--- Start of Data rows ---

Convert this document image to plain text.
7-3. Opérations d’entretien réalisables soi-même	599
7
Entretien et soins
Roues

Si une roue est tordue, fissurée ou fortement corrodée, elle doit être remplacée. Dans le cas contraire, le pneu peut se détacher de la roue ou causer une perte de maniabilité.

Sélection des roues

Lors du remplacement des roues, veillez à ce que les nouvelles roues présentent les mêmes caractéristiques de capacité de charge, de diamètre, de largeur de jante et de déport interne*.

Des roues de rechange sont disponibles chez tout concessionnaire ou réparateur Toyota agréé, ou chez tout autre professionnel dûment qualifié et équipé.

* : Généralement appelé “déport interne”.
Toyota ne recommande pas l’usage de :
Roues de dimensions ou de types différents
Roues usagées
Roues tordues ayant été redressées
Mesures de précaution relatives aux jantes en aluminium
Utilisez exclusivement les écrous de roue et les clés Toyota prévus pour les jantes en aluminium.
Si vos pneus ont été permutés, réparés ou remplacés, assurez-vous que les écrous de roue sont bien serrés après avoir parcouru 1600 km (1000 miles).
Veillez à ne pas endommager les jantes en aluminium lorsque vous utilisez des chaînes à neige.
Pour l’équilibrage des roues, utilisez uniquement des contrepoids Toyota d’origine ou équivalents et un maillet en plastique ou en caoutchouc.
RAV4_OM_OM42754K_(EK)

--- End of Data rows ---

→ **Exercise goal**: Reproduce the records word for word.

→ **Exercise answer**:
Convert this document image to plain text.
7-3. Opérations d’entretien réalisables soi-même	599
7
Entretien et soins
Roues

Si une roue est tordue, fissurée ou fortement corrodée, elle doit être remplacée. Dans le cas contraire, le pneu peut se détacher de la roue ou causer une perte de maniabilité.

Sélection des roues

Lors du remplacement des roues, veillez à ce que les nouvelles roues présentent les mêmes caractéristiques de capacité de charge, de diamètre, de largeur de jante et de déport interne*.

Des roues de rechange sont disponibles chez tout concessionnaire ou réparateur Toyota agréé, ou chez tout autre professionnel dûment qualifié et équipé.

* : Généralement appelé “déport interne”.
Toyota ne recommande pas l’usage de :
Roues de dimensions ou de types différents
Roues usagées
Roues tordues ayant été redressées
Mesures de précaution relatives aux jantes en aluminium
Utilisez exclusivement les écrous de roue et les clés Toyota prévus pour les jantes en aluminium.
Si vos pneus ont été permutés, réparés ou remplacés, assurez-vous que les écrous de roue sont bien serrés après avoir parcouru 1600 km (1000 miles).
Veillez à ne pas endommager les jantes en aluminium lorsque vous utilisez des chaînes à neige.
Pour l’équilibrage des roues, utilisez uniquement des contrepoids Toyota d’origine ou équivalents et un maillet en plastique ou en caoutchouc.
RAV4_OM_OM42754K_(EK)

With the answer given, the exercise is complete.